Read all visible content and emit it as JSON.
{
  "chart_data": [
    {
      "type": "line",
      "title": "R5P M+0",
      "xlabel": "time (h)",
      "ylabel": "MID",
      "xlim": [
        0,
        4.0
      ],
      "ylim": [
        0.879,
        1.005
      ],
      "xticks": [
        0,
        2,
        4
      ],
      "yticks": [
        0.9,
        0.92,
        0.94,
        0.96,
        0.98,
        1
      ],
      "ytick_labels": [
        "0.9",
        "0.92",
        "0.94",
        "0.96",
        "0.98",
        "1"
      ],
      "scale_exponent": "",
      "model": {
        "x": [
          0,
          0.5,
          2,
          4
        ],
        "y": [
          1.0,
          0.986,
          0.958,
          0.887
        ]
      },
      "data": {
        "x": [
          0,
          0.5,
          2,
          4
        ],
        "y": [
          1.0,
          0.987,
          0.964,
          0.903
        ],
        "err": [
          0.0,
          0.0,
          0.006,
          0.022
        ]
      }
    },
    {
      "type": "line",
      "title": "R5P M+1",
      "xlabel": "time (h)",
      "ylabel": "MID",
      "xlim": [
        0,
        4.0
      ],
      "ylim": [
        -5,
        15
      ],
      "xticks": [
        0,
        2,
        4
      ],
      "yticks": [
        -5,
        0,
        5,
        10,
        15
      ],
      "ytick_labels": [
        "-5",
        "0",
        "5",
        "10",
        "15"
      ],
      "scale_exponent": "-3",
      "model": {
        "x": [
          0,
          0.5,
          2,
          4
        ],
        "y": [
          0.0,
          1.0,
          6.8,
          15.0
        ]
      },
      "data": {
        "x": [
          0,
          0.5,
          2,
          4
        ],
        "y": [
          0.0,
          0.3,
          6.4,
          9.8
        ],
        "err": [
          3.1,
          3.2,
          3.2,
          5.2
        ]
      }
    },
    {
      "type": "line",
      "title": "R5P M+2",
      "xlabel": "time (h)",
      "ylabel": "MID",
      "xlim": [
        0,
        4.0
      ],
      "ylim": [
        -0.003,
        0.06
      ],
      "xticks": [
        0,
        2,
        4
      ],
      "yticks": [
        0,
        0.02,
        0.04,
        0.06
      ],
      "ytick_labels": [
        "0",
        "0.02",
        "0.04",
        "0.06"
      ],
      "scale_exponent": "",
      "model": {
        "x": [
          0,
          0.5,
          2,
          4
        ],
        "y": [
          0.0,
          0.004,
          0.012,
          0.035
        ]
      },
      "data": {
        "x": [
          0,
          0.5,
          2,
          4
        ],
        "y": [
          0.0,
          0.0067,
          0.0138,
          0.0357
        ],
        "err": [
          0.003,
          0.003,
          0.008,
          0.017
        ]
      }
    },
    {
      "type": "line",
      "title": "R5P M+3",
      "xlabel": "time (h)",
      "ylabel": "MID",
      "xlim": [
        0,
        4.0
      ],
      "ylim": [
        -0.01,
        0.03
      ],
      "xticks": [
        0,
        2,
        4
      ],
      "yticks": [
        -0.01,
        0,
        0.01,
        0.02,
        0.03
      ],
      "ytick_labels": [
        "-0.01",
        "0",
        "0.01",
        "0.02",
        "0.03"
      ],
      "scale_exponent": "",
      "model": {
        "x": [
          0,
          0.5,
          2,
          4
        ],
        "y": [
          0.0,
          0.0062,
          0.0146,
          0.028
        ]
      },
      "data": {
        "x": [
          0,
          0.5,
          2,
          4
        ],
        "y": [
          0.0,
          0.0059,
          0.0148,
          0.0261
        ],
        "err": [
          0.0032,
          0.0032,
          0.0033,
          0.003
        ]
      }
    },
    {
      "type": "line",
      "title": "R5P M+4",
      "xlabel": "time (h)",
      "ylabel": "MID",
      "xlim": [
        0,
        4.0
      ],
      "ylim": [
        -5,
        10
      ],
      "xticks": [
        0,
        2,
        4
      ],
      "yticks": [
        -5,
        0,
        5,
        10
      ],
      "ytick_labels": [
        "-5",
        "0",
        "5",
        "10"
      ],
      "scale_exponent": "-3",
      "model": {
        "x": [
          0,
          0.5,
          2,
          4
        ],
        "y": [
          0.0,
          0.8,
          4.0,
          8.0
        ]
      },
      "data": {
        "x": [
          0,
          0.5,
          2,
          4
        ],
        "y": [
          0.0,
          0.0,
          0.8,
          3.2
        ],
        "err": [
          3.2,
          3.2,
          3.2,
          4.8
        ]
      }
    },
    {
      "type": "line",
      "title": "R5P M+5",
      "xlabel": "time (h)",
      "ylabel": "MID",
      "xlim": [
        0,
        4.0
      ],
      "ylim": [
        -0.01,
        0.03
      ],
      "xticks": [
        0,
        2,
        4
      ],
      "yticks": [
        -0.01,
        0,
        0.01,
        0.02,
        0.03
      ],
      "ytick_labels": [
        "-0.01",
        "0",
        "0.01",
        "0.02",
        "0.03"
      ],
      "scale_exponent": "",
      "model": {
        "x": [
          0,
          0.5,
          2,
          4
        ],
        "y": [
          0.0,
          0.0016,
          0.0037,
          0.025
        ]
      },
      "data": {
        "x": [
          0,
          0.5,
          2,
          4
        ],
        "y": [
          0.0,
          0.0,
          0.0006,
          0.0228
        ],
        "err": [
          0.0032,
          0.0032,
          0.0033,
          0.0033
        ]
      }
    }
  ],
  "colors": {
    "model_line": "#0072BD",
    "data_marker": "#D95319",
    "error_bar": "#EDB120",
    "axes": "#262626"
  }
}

***

Work to do
Retype the listing above in full, with no alterations.

Response to this exercise
Read all visible content and emit it as JSON.
{
  "chart_data": [
    {
      "type": "line",
      "title": "R5P M+0",
      "xlabel": "time (h)",
      "ylabel": "MID",
      "xlim": [
        0,
        4.0
      ],
      "ylim": [
        0.879,
        1.005
      ],
      "xticks": [
        0,
        2,
        4
      ],
      "yticks": [
        0.9,
        0.92,
        0.94,
        0.96,
        0.98,
        1
      ],
      "ytick_labels": [
        "0.9",
        "0.92",
        "0.94",
        "0.96",
        "0.98",
        "1"
      ],
      "scale_exponent": "",
      "model": {
        "x": [
          0,
          0.5,
          2,
          4
        ],
        "y": [
          1.0,
          0.986,
          0.958,
          0.887
        ]
      },
      "data": {
        "x": [
          0,
          0.5,
          2,
          4
        ],
        "y": [
          1.0,
          0.987,
          0.964,
          0.903
        ],
        "err": [
          0.0,
          0.0,
          0.006,
          0.022
        ]
      }
    },
    {
      "type": "line",
      "title": "R5P M+1",
      "xlabel": "time (h)",
      "ylabel": "MID",
      "xlim": [
        0,
        4.0
      ],
      "ylim": [
        -5,
        15
      ],
      "xticks": [
        0,
        2,
        4
      ],
      "yticks": [
        -5,
        0,
        5,
        10,
        15
      ],
      "ytick_labels": [
        "-5",
        "0",
        "5",
        "10",
        "15"
      ],
      "scale_exponent": "-3",
      "model": {
        "x": [
          0,
          0.5,
          2,
          4
        ],
        "y": [
          0.0,
          1.0,
          6.8,
          15.0
        ]
      },
      "data": {
        "x": [
          0,
          0.5,
          2,
          4
        ],
        "y": [
          0.0,
          0.3,
          6.4,
          9.8
        ],
        "err": [
          3.1,
          3.2,
          3.2,
          5.2
        ]
      }
    },
    {
      "type": "line",
      "title": "R5P M+2",
      "xlabel": "time (h)",
      "ylabel": "MID",
      "xlim": [
        0,
        4.0
      ],
      "ylim": [
        -0.003,
        0.06
      ],
      "xticks": [
        0,
        2,
        4
      ],
      "yticks": [
        0,
        0.02,
        0.04,
        0.06
      ],
      "ytick_labels": [
        "0",
        "0.02",
        "0.04",
        "0.06"
      ],
      "scale_exponent": "",
      "model": {
        "x": [
          0,
          0.5,
          2,
          4
        ],
        "y": [
          0.0,
          0.004,
          0.012,
          0.035
        ]
      },
      "data": {
        "x": [
          0,
          0.5,
          2,
          4
        ],
        "y": [
          0.0,
          0.0067,
          0.0138,
          0.0357
        ],
        "err": [
          0.003,
          0.003,
          0.008,
          0.017
        ]
      }
    },
    {
      "type": "line",
      "title": "R5P M+3",
      "xlabel": "time (h)",
      "ylabel": "MID",
      "xlim": [
        0,
        4.0
      ],
      "ylim": [
        -0.01,
        0.03
      ],
      "xticks": [
        0,
        2,
        4
      ],
      "yticks": [
        -0.01,
        0,
        0.01,
        0.02,
        0.03
      ],
      "ytick_labels": [
        "-0.01",
        "0",
        "0.01",
        "0.02",
        "0.03"
      ],
      "scale_exponent": "",
      "model": {
        "x": [
          0,
          0.5,
          2,
          4
        ],
        "y": [
          0.0,
          0.0062,
          0.0146,
          0.028
        ]
      },
      "data": {
        "x": [
          0,
          0.5,
          2,
          4
        ],
        "y": [
          0.0,
          0.0059,
          0.0148,
          0.0261
        ],
        "err": [
          0.0032,
          0.0032,
          0.0033,
          0.003
        ]
      }
    },
    {
      "type": "line",
      "title": "R5P M+4",
      "xlabel": "time (h)",
      "ylabel": "MID",
      "xlim": [
        0,
        4.0
      ],
      "ylim": [
        -5,
        10
      ],
      "xticks": [
        0,
        2,
        4
      ],
      "yticks": [
        -5,
        0,
        5,
        10
      ],
      "ytick_labels": [
        "-5",
        "0",
        "5",
        "10"
      ],
      "scale_exponent": "-3",
      "model": {
        "x": [
          0,
          0.5,
          2,
          4
        ],
        "y": [
          0.0,
          0.8,
          4.0,
          8.0
        ]
      },
      "data": {
        "x": [
          0,
          0.5,
          2,
          4
        ],
        "y": [
          0.0,
          0.0,
          0.8,
          3.2
        ],
        "err": [
          3.2,
          3.2,
          3.2,
          4.8
        ]
      }
    },
    {
      "type": "line",
      "title": "R5P M+5",
      "xlabel": "time (h)",
      "ylabel": "MID",
      "xlim": [
        0,
        4.0
      ],
      "ylim": [
        -0.01,
        0.03
      ],
      "xticks": [
        0,
        2,
        4
      ],
      "yticks": [
        -0.01,
        0,
        0.01,
        0.02,
        0.03
      ],
      "ytick_labels": [
        "-0.01",
        "0",
        "0.01",
        "0.02",
        "0.03"
      ],
      "scale_exponent": "",
      "model": {
        "x": [
          0,
          0.5,
          2,
          4
        ],
        "y": [
          0.0,
          0.0016,
          0.0037,
          0.025
        ]
      },
      "data": {
        "x": [
          0,
          0.5,
          2,
          4
        ],
        "y": [
          0.0,
          0.0,
          0.0006,
          0.0228
        ],
        "err": [
          0.0032,
          0.0032,
          0.0033,
          0.0033
        ]
      }
    }
  ],
  "colors": {
    "model_line": "#0072BD",
    "data_marker": "#D95319",
    "error_bar": "#EDB120",
    "axes": "#262626"
  }
}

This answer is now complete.